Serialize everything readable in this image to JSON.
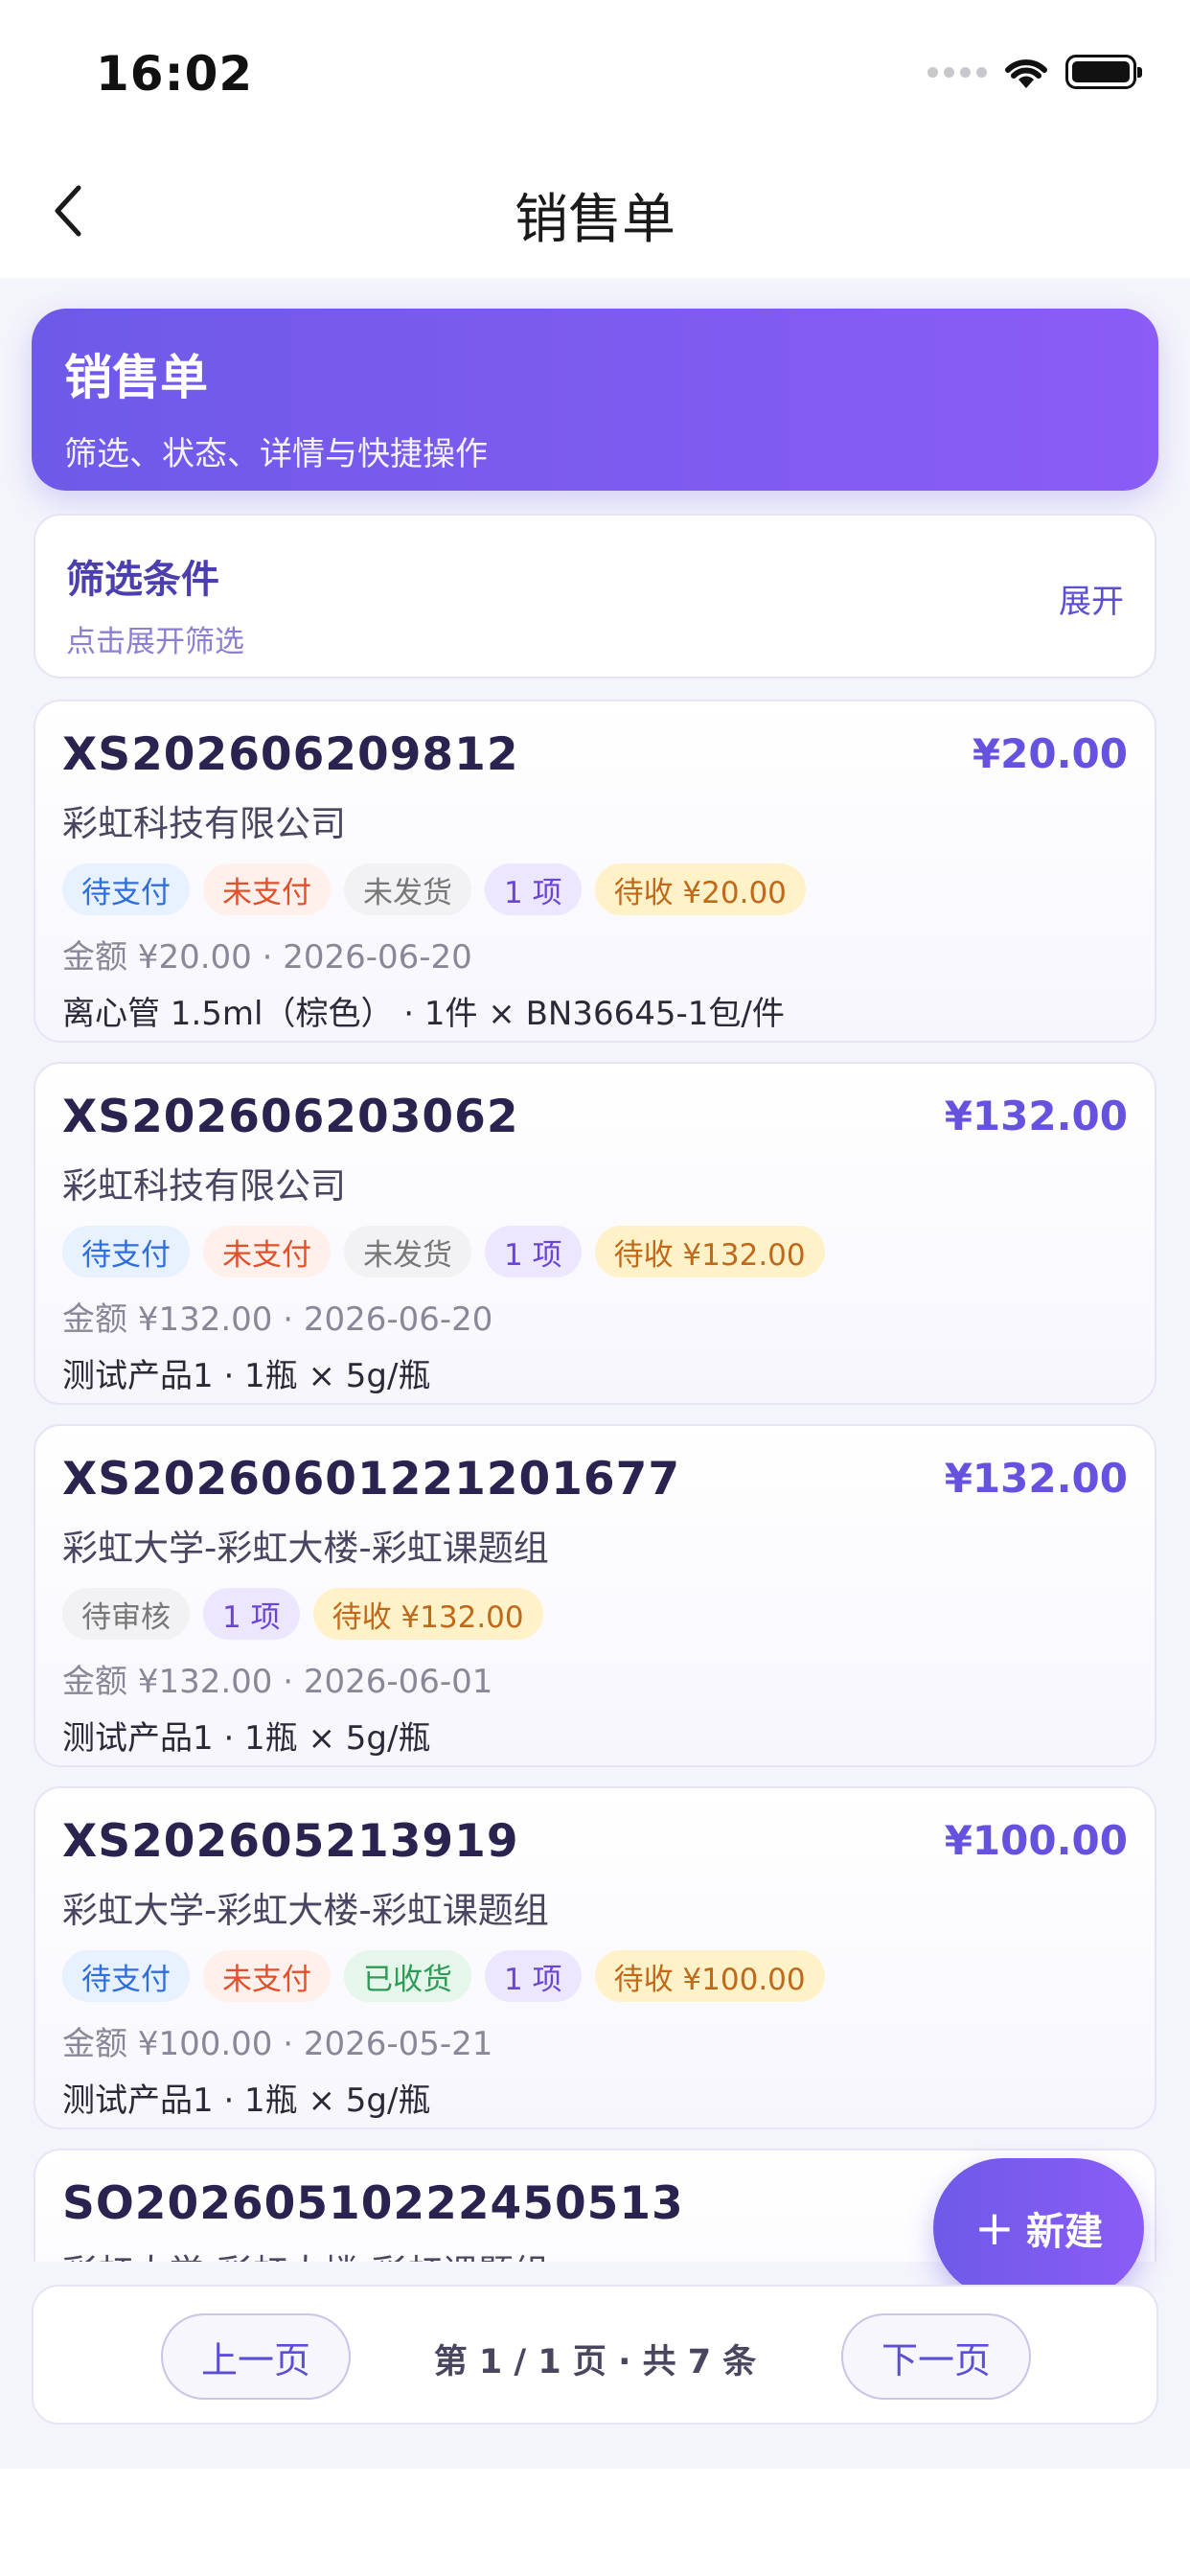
{
  "status": {
    "time": "16:02"
  },
  "nav": {
    "title": "销售单"
  },
  "hero": {
    "title": "销售单",
    "subtitle": "筛选、状态、详情与快捷操作"
  },
  "filter": {
    "title": "筛选条件",
    "hint": "点击展开筛选",
    "expand_label": "展开"
  },
  "orders": [
    {
      "order_no": "XS202606209812",
      "amount": "¥20.00",
      "customer": "彩虹科技有限公司",
      "tags": [
        {
          "label": "待支付",
          "color": "blue"
        },
        {
          "label": "未支付",
          "color": "red"
        },
        {
          "label": "未发货",
          "color": "gray"
        },
        {
          "label": "1 项",
          "color": "purple"
        },
        {
          "label": "待收 ¥20.00",
          "color": "yellow"
        }
      ],
      "meta": "金额 ¥20.00 · 2026-06-20",
      "items": "离心管 1.5ml（棕色） · 1件 × BN36645-1包/件"
    },
    {
      "order_no": "XS202606203062",
      "amount": "¥132.00",
      "customer": "彩虹科技有限公司",
      "tags": [
        {
          "label": "待支付",
          "color": "blue"
        },
        {
          "label": "未支付",
          "color": "red"
        },
        {
          "label": "未发货",
          "color": "gray"
        },
        {
          "label": "1 项",
          "color": "purple"
        },
        {
          "label": "待收 ¥132.00",
          "color": "yellow"
        }
      ],
      "meta": "金额 ¥132.00 · 2026-06-20",
      "items": "测试产品1 · 1瓶 × 5g/瓶"
    },
    {
      "order_no": "XS20260601221201677",
      "amount": "¥132.00",
      "customer": "彩虹大学-彩虹大楼-彩虹课题组",
      "tags": [
        {
          "label": "待审核",
          "color": "gray"
        },
        {
          "label": "1 项",
          "color": "purple"
        },
        {
          "label": "待收 ¥132.00",
          "color": "yellow"
        }
      ],
      "meta": "金额 ¥132.00 · 2026-06-01",
      "items": "测试产品1 · 1瓶 × 5g/瓶"
    },
    {
      "order_no": "XS202605213919",
      "amount": "¥100.00",
      "customer": "彩虹大学-彩虹大楼-彩虹课题组",
      "tags": [
        {
          "label": "待支付",
          "color": "blue"
        },
        {
          "label": "未支付",
          "color": "red"
        },
        {
          "label": "已收货",
          "color": "green"
        },
        {
          "label": "1 项",
          "color": "purple"
        },
        {
          "label": "待收 ¥100.00",
          "color": "yellow"
        }
      ],
      "meta": "金额 ¥100.00 · 2026-05-21",
      "items": "测试产品1 · 1瓶 × 5g/瓶"
    },
    {
      "order_no": "SO20260510222450513",
      "amount": "",
      "customer": "彩虹大学-彩虹大楼-彩虹课题组",
      "tags": [],
      "meta": "",
      "items": ""
    }
  ],
  "fab": {
    "label": "新建"
  },
  "pagination": {
    "prev_label": "上一页",
    "next_label": "下一页",
    "info": "第 1 / 1 页 · 共 7 条"
  }
}
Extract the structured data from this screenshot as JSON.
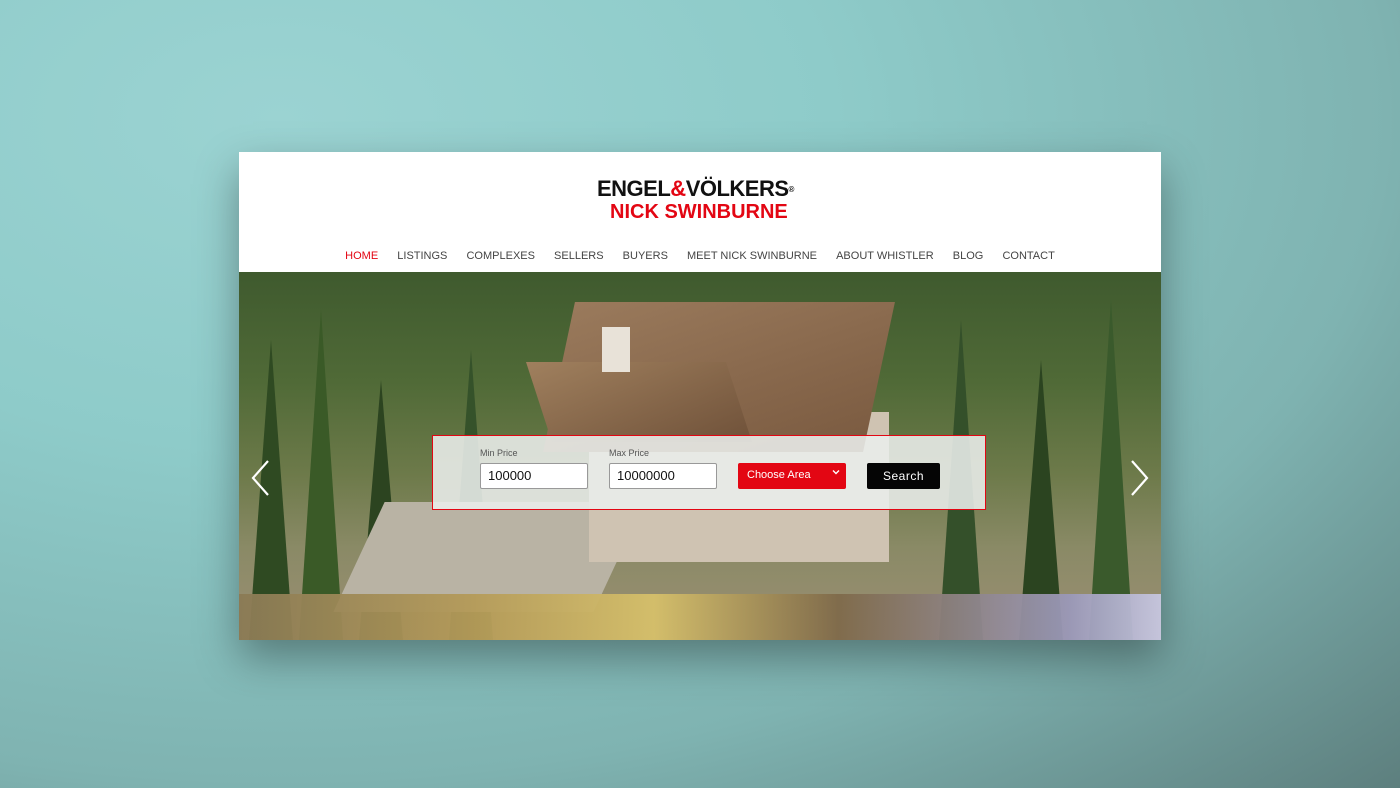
{
  "brand": {
    "line1_left": "ENGEL",
    "line1_amp": "&",
    "line1_right": "VÖLKERS",
    "registered": "®",
    "line2": "NICK SWINBURNE"
  },
  "nav": {
    "items": [
      {
        "label": "HOME",
        "active": true
      },
      {
        "label": "LISTINGS"
      },
      {
        "label": "COMPLEXES"
      },
      {
        "label": "SELLERS"
      },
      {
        "label": "BUYERS"
      },
      {
        "label": "MEET NICK SWINBURNE"
      },
      {
        "label": "ABOUT WHISTLER"
      },
      {
        "label": "BLOG"
      },
      {
        "label": "CONTACT"
      }
    ]
  },
  "search": {
    "min_label": "Min Price",
    "min_value": "100000",
    "max_label": "Max Price",
    "max_value": "10000000",
    "area_selected": "Choose Area",
    "button_label": "Search"
  },
  "colors": {
    "accent": "#e30613",
    "button": "#050505"
  },
  "icons": {
    "prev": "chevron-left-icon",
    "next": "chevron-right-icon",
    "select": "chevron-down-icon"
  }
}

+ + + + +

• [Aim] Transcribe the material as is, with images omitted.

• [Answer in full]
Serialize everything readable in this image to JSON.
{
  "status": {
    "time": "16:02"
  },
  "nav": {
    "title": "销售单"
  },
  "hero": {
    "title": "销售单",
    "subtitle": "筛选、状态、详情与快捷操作"
  },
  "filter": {
    "title": "筛选条件",
    "hint": "点击展开筛选",
    "expand_label": "展开"
  },
  "orders": [
    {
      "order_no": "XS202606209812",
      "amount": "¥20.00",
      "customer": "彩虹科技有限公司",
      "tags": [
        {
          "label": "待支付",
          "color": "blue"
        },
        {
          "label": "未支付",
          "color": "red"
        },
        {
          "label": "未发货",
          "color": "gray"
        },
        {
          "label": "1 项",
          "color": "purple"
        },
        {
          "label": "待收 ¥20.00",
          "color": "yellow"
        }
      ],
      "meta": "金额 ¥20.00 · 2026-06-20",
      "items": "离心管 1.5ml（棕色） · 1件 × BN36645-1包/件"
    },
    {
      "order_no": "XS202606203062",
      "amount": "¥132.00",
      "customer": "彩虹科技有限公司",
      "tags": [
        {
          "label": "待支付",
          "color": "blue"
        },
        {
          "label": "未支付",
          "color": "red"
        },
        {
          "label": "未发货",
          "color": "gray"
        },
        {
          "label": "1 项",
          "color": "purple"
        },
        {
          "label": "待收 ¥132.00",
          "color": "yellow"
        }
      ],
      "meta": "金额 ¥132.00 · 2026-06-20",
      "items": "测试产品1 · 1瓶 × 5g/瓶"
    },
    {
      "order_no": "XS20260601221201677",
      "amount": "¥132.00",
      "customer": "彩虹大学-彩虹大楼-彩虹课题组",
      "tags": [
        {
          "label": "待审核",
          "color": "gray"
        },
        {
          "label": "1 项",
          "color": "purple"
        },
        {
          "label": "待收 ¥132.00",
          "color": "yellow"
        }
      ],
      "meta": "金额 ¥132.00 · 2026-06-01",
      "items": "测试产品1 · 1瓶 × 5g/瓶"
    },
    {
      "order_no": "XS202605213919",
      "amount": "¥100.00",
      "customer": "彩虹大学-彩虹大楼-彩虹课题组",
      "tags": [
        {
          "label": "待支付",
          "color": "blue"
        },
        {
          "label": "未支付",
          "color": "red"
        },
        {
          "label": "已收货",
          "color": "green"
        },
        {
          "label": "1 项",
          "color": "purple"
        },
        {
          "label": "待收 ¥100.00",
          "color": "yellow"
        }
      ],
      "meta": "金额 ¥100.00 · 2026-05-21",
      "items": "测试产品1 · 1瓶 × 5g/瓶"
    },
    {
      "order_no": "SO20260510222450513",
      "amount": "",
      "customer": "彩虹大学-彩虹大楼-彩虹课题组",
      "tags": [],
      "meta": "",
      "items": ""
    }
  ],
  "fab": {
    "label": "新建"
  },
  "pagination": {
    "prev_label": "上一页",
    "next_label": "下一页",
    "info": "第 1 / 1 页 · 共 7 条"
  }
}
Extract the structured data from this screenshot as JSON.
{
  "brand": {
    "line1_left": "ENGEL",
    "line1_amp": "&",
    "line1_right": "VÖLKERS",
    "registered": "®",
    "line2": "NICK SWINBURNE"
  },
  "nav": {
    "items": [
      {
        "label": "HOME",
        "active": true
      },
      {
        "label": "LISTINGS"
      },
      {
        "label": "COMPLEXES"
      },
      {
        "label": "SELLERS"
      },
      {
        "label": "BUYERS"
      },
      {
        "label": "MEET NICK SWINBURNE"
      },
      {
        "label": "ABOUT WHISTLER"
      },
      {
        "label": "BLOG"
      },
      {
        "label": "CONTACT"
      }
    ]
  },
  "search": {
    "min_label": "Min Price",
    "min_value": "100000",
    "max_label": "Max Price",
    "max_value": "10000000",
    "area_selected": "Choose Area",
    "button_label": "Search"
  },
  "colors": {
    "accent": "#e30613",
    "button": "#050505"
  },
  "icons": {
    "prev": "chevron-left-icon",
    "next": "chevron-right-icon",
    "select": "chevron-down-icon"
  }
}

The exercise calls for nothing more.